The Day

Getting mad at the Giants doesn’t really qualify as exercise

- MIKE DIMAURO m.dimauro@theday.com

A nd now for another installmen­t from Columnist of the People (COTP) a pathetic, Dear Abby-type knockoff for casual sports fans.

Today's topic: Not to get “er” through the holidays.

See, COTP is already fat. This is not to “er,” as in fatter.

Sigh. You know how this works. Literally out every night from Thanksgivi­ng through Christmas. COTP's social calendar, between covering games and holiday parties, is a caloric calamity. How will we get through this? First, some confession­s: COTP gets it: To lose weight, one must burn more calories than one eats. So COTP downloads one of these apps to monitor exercise and caloric intake. One of these days, a little voice is going to shout from the app, “liar, liar, pants on fire.”

COTP's bouts with inactivity occasional­ly forces him to log everything as exercise. Walk to the car to retrieve a notebook? Steps! Grocery shopping, zipping up and down the aisles? More steps! Lose your temper watching the Giants so your heart races? Logged it. Every little movement counts. Or not.

Hence, COTP is good at logging. Not exercising. Just logging.

Then COTP must log what he eats. (And drinks). Breakfast, lunch and dinner aren't so bad. COTP, inspired by his favorite new cook (and former mayor of Groton) Marian Galbraith, even made something with Swiss chard the other night. So there.

==*==

**Exercises to complete**
1. Transcribe the column word for word from "- MIKE DIMAURO" up to and including "through the holidays.".
2. In the column, whose cooking inspired COTP to make something with Swiss chard?
None of the lines after this point have any bearing on the column.

[Items from a data source]
==*==

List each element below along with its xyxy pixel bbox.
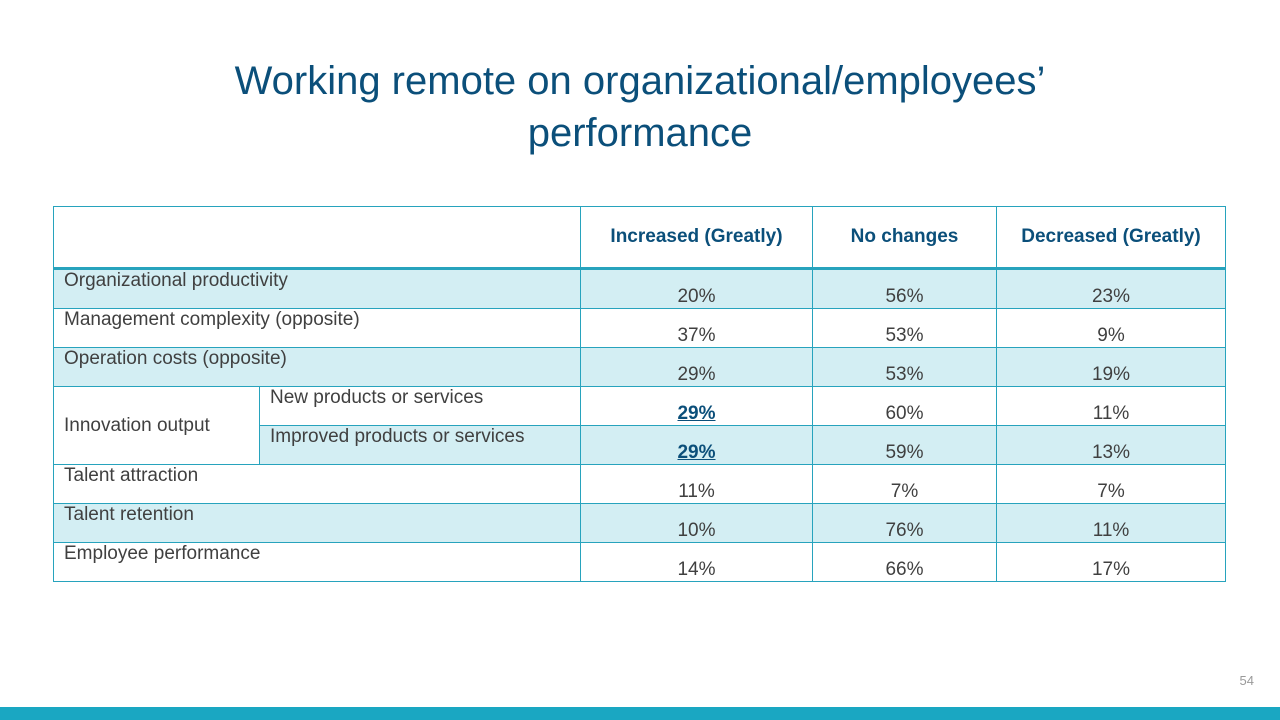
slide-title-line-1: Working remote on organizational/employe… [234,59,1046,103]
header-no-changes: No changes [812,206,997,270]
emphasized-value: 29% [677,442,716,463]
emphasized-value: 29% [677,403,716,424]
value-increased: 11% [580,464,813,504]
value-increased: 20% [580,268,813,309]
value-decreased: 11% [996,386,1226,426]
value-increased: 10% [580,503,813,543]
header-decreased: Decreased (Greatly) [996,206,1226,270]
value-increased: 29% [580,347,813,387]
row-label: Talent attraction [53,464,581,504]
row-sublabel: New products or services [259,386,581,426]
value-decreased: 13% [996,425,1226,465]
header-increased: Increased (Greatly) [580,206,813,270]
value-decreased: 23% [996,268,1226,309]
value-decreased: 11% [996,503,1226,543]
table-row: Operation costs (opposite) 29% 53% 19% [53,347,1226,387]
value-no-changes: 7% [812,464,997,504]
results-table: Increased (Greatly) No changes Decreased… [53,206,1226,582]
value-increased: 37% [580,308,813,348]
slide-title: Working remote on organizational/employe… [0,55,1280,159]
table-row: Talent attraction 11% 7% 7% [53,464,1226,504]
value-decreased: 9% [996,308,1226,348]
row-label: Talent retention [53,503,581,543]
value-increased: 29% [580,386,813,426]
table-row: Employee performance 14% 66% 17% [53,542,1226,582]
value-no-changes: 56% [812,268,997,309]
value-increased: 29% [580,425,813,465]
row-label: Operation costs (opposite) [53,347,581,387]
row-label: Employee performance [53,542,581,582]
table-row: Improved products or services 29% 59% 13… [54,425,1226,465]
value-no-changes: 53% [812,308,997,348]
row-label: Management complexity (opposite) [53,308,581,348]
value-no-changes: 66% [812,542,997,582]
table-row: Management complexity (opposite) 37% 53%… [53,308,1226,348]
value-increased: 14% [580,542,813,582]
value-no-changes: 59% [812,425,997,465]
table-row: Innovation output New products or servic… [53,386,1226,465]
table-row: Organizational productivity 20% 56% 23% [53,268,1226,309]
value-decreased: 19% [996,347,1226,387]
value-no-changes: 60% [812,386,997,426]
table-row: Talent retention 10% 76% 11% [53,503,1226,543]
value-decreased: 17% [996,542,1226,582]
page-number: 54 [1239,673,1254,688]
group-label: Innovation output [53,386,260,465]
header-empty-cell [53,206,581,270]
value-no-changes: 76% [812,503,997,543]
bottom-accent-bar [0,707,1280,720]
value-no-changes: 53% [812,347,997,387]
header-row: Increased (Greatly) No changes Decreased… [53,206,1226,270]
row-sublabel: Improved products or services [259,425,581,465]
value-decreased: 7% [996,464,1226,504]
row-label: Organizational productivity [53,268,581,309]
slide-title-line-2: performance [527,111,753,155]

==*==

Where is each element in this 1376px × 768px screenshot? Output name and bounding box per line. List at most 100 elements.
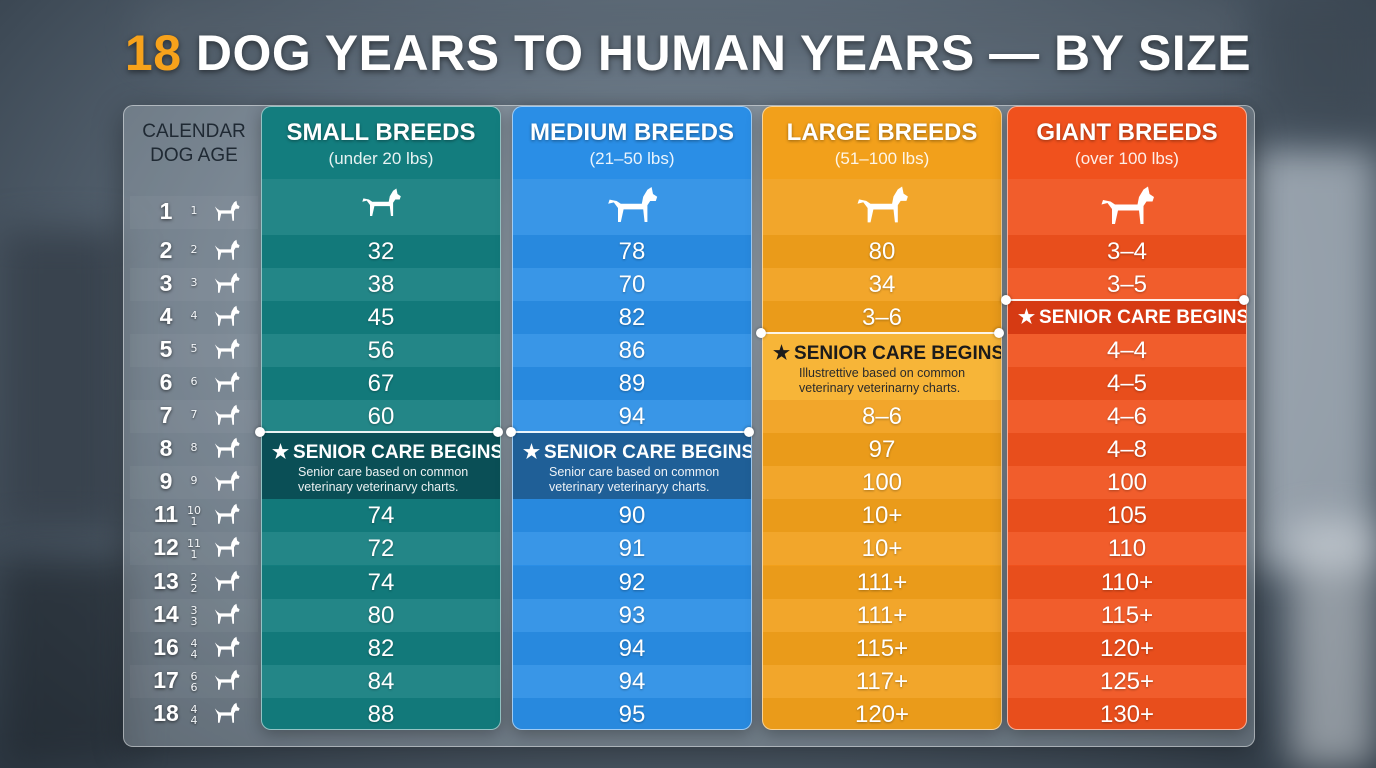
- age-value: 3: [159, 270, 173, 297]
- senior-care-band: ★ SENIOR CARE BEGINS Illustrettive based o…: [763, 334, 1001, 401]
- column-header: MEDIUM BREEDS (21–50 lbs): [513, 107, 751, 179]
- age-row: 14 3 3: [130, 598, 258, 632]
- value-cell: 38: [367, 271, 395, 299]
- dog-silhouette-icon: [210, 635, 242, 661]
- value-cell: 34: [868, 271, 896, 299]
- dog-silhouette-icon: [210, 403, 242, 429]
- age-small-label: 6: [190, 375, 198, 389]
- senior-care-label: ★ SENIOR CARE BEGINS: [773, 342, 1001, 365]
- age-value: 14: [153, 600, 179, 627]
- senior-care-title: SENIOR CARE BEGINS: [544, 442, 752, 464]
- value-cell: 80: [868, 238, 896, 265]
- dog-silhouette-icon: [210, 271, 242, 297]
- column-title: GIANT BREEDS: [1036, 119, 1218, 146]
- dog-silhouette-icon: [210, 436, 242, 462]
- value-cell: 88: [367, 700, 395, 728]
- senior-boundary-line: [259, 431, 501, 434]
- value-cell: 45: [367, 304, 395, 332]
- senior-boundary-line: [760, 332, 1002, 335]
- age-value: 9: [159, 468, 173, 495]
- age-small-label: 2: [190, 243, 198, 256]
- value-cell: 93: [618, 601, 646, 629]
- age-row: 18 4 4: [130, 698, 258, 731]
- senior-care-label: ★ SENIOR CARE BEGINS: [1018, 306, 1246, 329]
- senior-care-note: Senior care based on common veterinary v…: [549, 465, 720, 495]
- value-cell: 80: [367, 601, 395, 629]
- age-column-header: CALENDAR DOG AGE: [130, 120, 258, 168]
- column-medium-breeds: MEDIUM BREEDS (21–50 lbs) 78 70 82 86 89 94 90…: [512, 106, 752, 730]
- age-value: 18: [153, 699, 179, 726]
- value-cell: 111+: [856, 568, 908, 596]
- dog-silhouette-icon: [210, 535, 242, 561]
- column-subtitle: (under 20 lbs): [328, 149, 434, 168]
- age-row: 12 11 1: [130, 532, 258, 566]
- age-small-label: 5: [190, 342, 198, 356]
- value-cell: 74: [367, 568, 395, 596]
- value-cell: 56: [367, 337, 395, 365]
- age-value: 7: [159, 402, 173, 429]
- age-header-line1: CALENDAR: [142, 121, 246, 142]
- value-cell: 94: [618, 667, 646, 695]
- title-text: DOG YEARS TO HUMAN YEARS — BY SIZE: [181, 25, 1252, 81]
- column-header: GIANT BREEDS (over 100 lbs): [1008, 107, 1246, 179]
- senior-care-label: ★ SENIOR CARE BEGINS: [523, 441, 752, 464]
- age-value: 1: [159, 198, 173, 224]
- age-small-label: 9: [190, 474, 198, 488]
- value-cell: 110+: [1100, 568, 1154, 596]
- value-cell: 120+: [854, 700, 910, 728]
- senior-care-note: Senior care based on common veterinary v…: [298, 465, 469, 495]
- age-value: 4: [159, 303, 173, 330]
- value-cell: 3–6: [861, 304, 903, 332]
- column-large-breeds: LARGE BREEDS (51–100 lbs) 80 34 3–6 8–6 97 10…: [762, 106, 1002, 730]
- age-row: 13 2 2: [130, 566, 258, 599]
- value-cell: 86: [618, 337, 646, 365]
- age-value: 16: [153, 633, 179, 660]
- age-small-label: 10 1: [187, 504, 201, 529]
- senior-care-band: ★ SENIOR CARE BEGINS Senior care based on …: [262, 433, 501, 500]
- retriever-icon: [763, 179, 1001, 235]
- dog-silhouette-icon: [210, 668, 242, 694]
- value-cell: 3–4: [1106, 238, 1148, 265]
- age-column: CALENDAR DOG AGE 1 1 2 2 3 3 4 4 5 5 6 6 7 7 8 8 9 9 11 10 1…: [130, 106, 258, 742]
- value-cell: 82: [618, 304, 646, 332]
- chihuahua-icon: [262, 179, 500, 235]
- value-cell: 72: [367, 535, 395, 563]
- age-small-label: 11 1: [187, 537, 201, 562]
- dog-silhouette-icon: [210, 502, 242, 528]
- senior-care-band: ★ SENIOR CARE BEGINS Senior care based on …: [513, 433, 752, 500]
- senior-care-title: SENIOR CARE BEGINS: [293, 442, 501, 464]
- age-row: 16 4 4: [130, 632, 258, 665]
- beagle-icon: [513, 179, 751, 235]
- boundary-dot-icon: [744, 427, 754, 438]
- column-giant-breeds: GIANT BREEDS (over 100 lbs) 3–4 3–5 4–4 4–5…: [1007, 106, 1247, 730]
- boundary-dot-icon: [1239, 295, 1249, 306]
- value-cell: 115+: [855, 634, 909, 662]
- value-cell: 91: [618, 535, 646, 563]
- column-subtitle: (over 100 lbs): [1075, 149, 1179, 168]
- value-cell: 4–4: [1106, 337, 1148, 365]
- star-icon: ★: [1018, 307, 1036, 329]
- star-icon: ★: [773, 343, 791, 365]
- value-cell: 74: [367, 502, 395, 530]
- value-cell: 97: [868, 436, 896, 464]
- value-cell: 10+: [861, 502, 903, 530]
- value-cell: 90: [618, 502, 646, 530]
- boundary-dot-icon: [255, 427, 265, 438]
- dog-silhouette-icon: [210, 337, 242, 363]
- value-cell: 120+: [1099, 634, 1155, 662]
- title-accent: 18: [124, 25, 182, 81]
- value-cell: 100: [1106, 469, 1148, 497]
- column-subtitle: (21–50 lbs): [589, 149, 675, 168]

==*==

**Worked solutions**
1.
- MIKE DIMAURO m.dimauro@theday.com

A nd now for another installmen­t from Columnist of the People (COTP) a pathetic, Dear Abby-type knockoff for casual sports fans.

Today's topic: Not to get “er” through the holidays.

2. Marian Galbraith, the former mayor of Groton.